**STATED GOAL:**
Can you set down every line of the material below character for character, leaving out the pictures?

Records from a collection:
####

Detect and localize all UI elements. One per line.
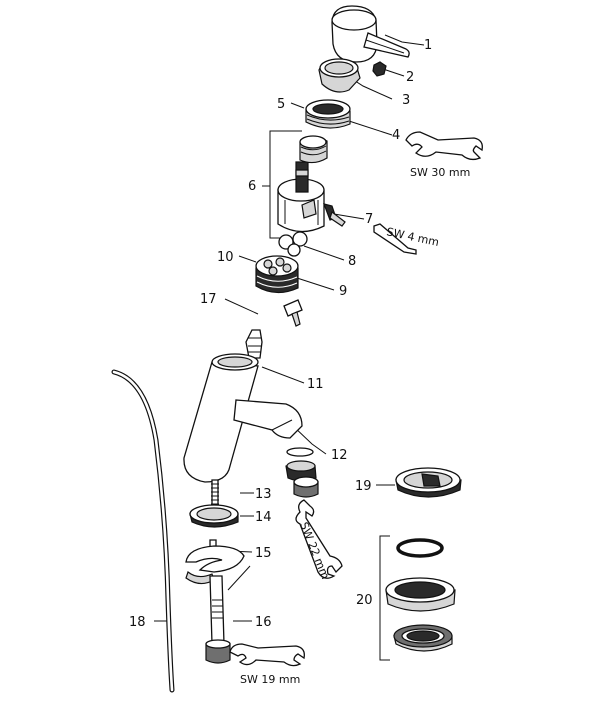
part-2-grub-screw xyxy=(372,61,387,77)
part-7-screw xyxy=(323,203,346,227)
part-16-stud-nut xyxy=(205,575,231,664)
part-14-seal-ring xyxy=(189,504,239,528)
callout-4: 4 xyxy=(392,128,400,143)
tool-wrench-sw19 xyxy=(229,643,305,667)
callout-20: 20 xyxy=(356,593,373,608)
callout-5: 5 xyxy=(277,97,285,112)
part-5-threaded-sleeve xyxy=(305,99,351,129)
callout-3: 3 xyxy=(402,93,410,108)
part-13-threaded-rod xyxy=(211,479,219,509)
callout-17: 17 xyxy=(200,292,217,307)
tool-hex-key-sw4 xyxy=(373,223,417,255)
label-sw30: SW 30 mm xyxy=(410,166,470,179)
tool-wrench-sw22 xyxy=(295,499,343,579)
callout-9: 9 xyxy=(339,284,347,299)
part-12-aerator xyxy=(285,447,319,498)
callout-labels: 1 2 3 4 5 6 7 8 9 10 11 12 13 14 15 16 1… xyxy=(129,38,432,630)
tool-wrench-sw30 xyxy=(405,131,483,161)
part-1-handle xyxy=(331,5,410,63)
callout-11: 11 xyxy=(307,377,324,392)
callout-8: 8 xyxy=(348,254,356,269)
callout-16: 16 xyxy=(255,615,272,630)
part-8-seals xyxy=(278,231,308,257)
callout-13: 13 xyxy=(255,487,272,502)
part-19-drain-cover xyxy=(395,467,462,498)
callout-19: 19 xyxy=(355,479,372,494)
part-11-mixer-body xyxy=(183,329,303,483)
part-15-fixing-washer xyxy=(185,539,245,585)
callout-2: 2 xyxy=(406,70,414,85)
callout-6: 6 xyxy=(248,179,256,194)
part-10-mixing-insert xyxy=(255,255,299,294)
part-6-cartridge xyxy=(277,135,328,233)
leader-lines xyxy=(154,34,425,661)
callout-1: 1 xyxy=(424,38,432,53)
part-3-cover-ring xyxy=(318,58,361,93)
part-17-screw xyxy=(283,299,303,327)
callout-10: 10 xyxy=(217,250,234,265)
callout-18: 18 xyxy=(129,615,146,630)
callout-14: 14 xyxy=(255,510,272,525)
part-20-drain-assembly xyxy=(385,538,456,652)
callout-7: 7 xyxy=(365,212,373,227)
label-sw19: SW 19 mm xyxy=(240,673,300,686)
callout-12: 12 xyxy=(331,448,348,463)
callout-15: 15 xyxy=(255,546,272,561)
part-18-flex-hose xyxy=(111,369,175,693)
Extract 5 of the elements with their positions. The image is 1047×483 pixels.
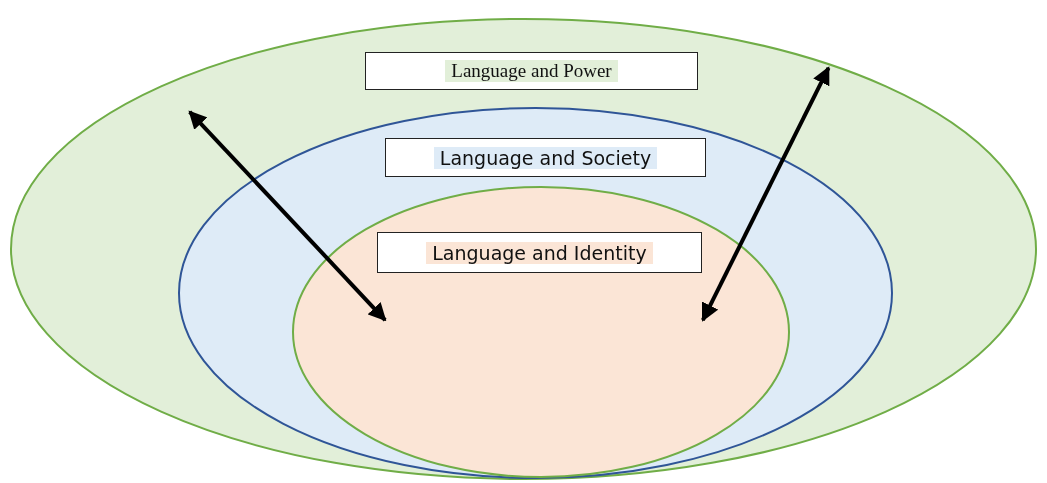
double-arrow (701, 66, 831, 322)
double-arrow (188, 110, 387, 322)
region-title: Language and Identity (426, 241, 653, 264)
region-title: Language and Society (433, 146, 658, 169)
region-title: Language and Power (445, 60, 618, 82)
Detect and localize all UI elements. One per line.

####

**THE OUTPUT:**
Detect and localize all UI elements. One per line.
part-2-grub-screw xyxy=(372,61,387,77)
part-7-screw xyxy=(323,203,346,227)
part-16-stud-nut xyxy=(205,575,231,664)
part-14-seal-ring xyxy=(189,504,239,528)
callout-4: 4 xyxy=(392,128,400,143)
tool-wrench-sw19 xyxy=(229,643,305,667)
callout-20: 20 xyxy=(356,593,373,608)
callout-5: 5 xyxy=(277,97,285,112)
part-5-threaded-sleeve xyxy=(305,99,351,129)
callout-3: 3 xyxy=(402,93,410,108)
part-13-threaded-rod xyxy=(211,479,219,509)
callout-17: 17 xyxy=(200,292,217,307)
tool-hex-key-sw4 xyxy=(373,223,417,255)
label-sw30: SW 30 mm xyxy=(410,166,470,179)
tool-wrench-sw22 xyxy=(295,499,343,579)
callout-9: 9 xyxy=(339,284,347,299)
part-12-aerator xyxy=(285,447,319,498)
callout-labels: 1 2 3 4 5 6 7 8 9 10 11 12 13 14 15 16 1… xyxy=(129,38,432,630)
tool-wrench-sw30 xyxy=(405,131,483,161)
part-1-handle xyxy=(331,5,410,63)
callout-11: 11 xyxy=(307,377,324,392)
callout-8: 8 xyxy=(348,254,356,269)
callout-16: 16 xyxy=(255,615,272,630)
part-8-seals xyxy=(278,231,308,257)
callout-13: 13 xyxy=(255,487,272,502)
part-19-drain-cover xyxy=(395,467,462,498)
callout-19: 19 xyxy=(355,479,372,494)
part-11-mixer-body xyxy=(183,329,303,483)
part-15-fixing-washer xyxy=(185,539,245,585)
callout-2: 2 xyxy=(406,70,414,85)
callout-6: 6 xyxy=(248,179,256,194)
part-10-mixing-insert xyxy=(255,255,299,294)
part-6-cartridge xyxy=(277,135,328,233)
leader-lines xyxy=(154,34,425,661)
callout-1: 1 xyxy=(424,38,432,53)
part-3-cover-ring xyxy=(318,58,361,93)
part-17-screw xyxy=(283,299,303,327)
callout-10: 10 xyxy=(217,250,234,265)
callout-18: 18 xyxy=(129,615,146,630)
callout-14: 14 xyxy=(255,510,272,525)
part-20-drain-assembly xyxy=(385,538,456,652)
callout-7: 7 xyxy=(365,212,373,227)
label-sw19: SW 19 mm xyxy=(240,673,300,686)
callout-12: 12 xyxy=(331,448,348,463)
callout-15: 15 xyxy=(255,546,272,561)
part-18-flex-hose xyxy=(111,369,175,693)
Extract 5 of the elements with their positions. The image is 1047×483 pixels.
double-arrow (701, 66, 831, 322)
double-arrow (188, 110, 387, 322)
region-title: Language and Identity (426, 241, 653, 264)
region-title: Language and Society (433, 146, 658, 169)
region-title: Language and Power (445, 60, 618, 82)
Detect and localize all UI elements. One per line.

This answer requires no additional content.